# [Problem description]
Print each line exactly as it is given.

# [Collected data entries]
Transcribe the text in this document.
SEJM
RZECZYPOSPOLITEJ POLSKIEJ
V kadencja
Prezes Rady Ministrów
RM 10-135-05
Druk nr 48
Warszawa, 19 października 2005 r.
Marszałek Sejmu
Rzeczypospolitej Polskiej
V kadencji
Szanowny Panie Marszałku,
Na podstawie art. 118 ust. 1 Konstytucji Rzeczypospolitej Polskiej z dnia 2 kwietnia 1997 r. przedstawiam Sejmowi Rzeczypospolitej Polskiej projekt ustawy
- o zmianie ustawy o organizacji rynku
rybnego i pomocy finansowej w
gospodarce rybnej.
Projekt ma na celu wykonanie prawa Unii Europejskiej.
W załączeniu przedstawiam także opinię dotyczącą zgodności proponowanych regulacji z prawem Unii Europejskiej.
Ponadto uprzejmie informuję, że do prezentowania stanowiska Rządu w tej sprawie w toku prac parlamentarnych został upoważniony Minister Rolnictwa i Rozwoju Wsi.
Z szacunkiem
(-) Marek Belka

# [Solution to the problem]
Transcribe the text in this document.
SEJM
RZECZYPOSPOLITEJ POLSKIEJ
V kadencja
Prezes Rady Ministrów
RM 10-135-05
Druk nr 48
Warszawa, 19 października 2005 r.
Marszałek Sejmu
Rzeczypospolitej Polskiej
V kadencji
Szanowny Panie Marszałku,
Na podstawie art. 118 ust. 1 Konstytucji Rzeczypospolitej Polskiej z dnia 2 kwietnia 1997 r. przedstawiam Sejmowi Rzeczypospolitej Polskiej projekt ustawy
- o zmianie ustawy o organizacji rynku
rybnego i pomocy finansowej w
gospodarce rybnej.
Projekt ma na celu wykonanie prawa Unii Europejskiej.
W załączeniu przedstawiam także opinię dotyczącą zgodności proponowanych regulacji z prawem Unii Europejskiej.
Ponadto uprzejmie informuję, że do prezentowania stanowiska Rządu w tej sprawie w toku prac parlamentarnych został upoważniony Minister Rolnictwa i Rozwoju Wsi.
Z szacunkiem
(-) Marek Belka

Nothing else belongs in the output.